# [To do]
What is needed here is an exact copy of every entry.

# [Supplied material]

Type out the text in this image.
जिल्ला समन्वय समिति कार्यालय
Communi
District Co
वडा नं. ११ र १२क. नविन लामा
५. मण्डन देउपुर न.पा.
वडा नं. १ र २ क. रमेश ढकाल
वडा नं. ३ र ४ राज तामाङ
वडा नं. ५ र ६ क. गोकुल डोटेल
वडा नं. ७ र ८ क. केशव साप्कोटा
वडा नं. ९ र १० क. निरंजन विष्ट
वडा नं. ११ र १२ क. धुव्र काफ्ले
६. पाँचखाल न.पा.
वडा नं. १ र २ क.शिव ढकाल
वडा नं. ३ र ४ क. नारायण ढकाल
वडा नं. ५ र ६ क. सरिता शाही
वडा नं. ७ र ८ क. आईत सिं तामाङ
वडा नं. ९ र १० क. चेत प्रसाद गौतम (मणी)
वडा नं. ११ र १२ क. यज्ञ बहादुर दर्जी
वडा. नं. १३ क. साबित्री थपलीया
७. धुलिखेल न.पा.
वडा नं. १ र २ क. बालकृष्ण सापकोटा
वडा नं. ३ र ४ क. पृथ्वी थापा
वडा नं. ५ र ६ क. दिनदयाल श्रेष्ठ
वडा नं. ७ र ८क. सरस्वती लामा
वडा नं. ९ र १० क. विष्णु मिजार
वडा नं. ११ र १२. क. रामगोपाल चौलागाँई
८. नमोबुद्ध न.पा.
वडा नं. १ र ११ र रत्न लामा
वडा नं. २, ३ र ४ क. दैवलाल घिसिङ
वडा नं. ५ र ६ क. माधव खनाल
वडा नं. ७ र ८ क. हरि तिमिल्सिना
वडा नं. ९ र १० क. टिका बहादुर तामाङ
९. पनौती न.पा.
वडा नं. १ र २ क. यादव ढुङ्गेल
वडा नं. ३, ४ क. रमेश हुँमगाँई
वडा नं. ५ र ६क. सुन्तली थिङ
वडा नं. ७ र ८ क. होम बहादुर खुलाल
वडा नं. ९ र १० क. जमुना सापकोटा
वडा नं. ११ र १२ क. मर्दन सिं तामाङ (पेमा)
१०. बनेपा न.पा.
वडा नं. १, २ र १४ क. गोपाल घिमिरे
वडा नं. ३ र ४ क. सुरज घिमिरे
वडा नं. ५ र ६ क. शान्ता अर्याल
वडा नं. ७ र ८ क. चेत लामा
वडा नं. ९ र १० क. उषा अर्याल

# [Complete response]
Type out the text in this image.
जिल्ला समन्वय समिति कार्यालय
Communi
District Co
वडा नं. ११ र १२क. नविन लामा
५. मण्डन देउपुर न.पा.
वडा नं. १ र २ क. रमेश ढकाल
वडा नं. ३ र ४ राज तामाङ
वडा नं. ५ र ६ क. गोकुल डोटेल
वडा नं. ७ र ८ क. केशव साप्कोटा
वडा नं. ९ र १० क. निरंजन विष्ट
वडा नं. ११ र १२ क. धुव्र काफ्ले
६. पाँचखाल न.पा.
वडा नं. १ र २ क.शिव ढकाल
वडा नं. ३ र ४ क. नारायण ढकाल
वडा नं. ५ र ६ क. सरिता शाही
वडा नं. ७ र ८ क. आईत सिं तामाङ
वडा नं. ९ र १० क. चेत प्रसाद गौतम (मणी)
वडा नं. ११ र १२ क. यज्ञ बहादुर दर्जी
वडा. नं. १३ क. साबित्री थपलीया
७. धुलिखेल न.पा.
वडा नं. १ र २ क. बालकृष्ण सापकोटा
वडा नं. ३ र ४ क. पृथ्वी थापा
वडा नं. ५ र ६ क. दिनदयाल श्रेष्ठ
वडा नं. ७ र ८क. सरस्वती लामा
वडा नं. ९ र १० क. विष्णु मिजार
वडा नं. ११ र १२. क. रामगोपाल चौलागाँई
८. नमोबुद्ध न.पा.
वडा नं. १ र ११ र रत्न लामा
वडा नं. २, ३ र ४ क. दैवलाल घिसिङ
वडा नं. ५ र ६ क. माधव खनाल
वडा नं. ७ र ८ क. हरि तिमिल्सिना
वडा नं. ९ र १० क. टिका बहादुर तामाङ
९. पनौती न.पा.
वडा नं. १ र २ क. यादव ढुङ्गेल
वडा नं. ३, ४ क. रमेश हुँमगाँई
वडा नं. ५ र ६क. सुन्तली थिङ
वडा नं. ७ र ८ क. होम बहादुर खुलाल
वडा नं. ९ र १० क. जमुना सापकोटा
वडा नं. ११ र १२ क. मर्दन सिं तामाङ (पेमा)
१०. बनेपा न.पा.
वडा नं. १, २ र १४ क. गोपाल घिमिरे
वडा नं. ३ र ४ क. सुरज घिमिरे
वडा नं. ५ र ६ क. शान्ता अर्याल
वडा नं. ७ र ८ क. चेत लामा
वडा नं. ९ र १० क. उषा अर्याल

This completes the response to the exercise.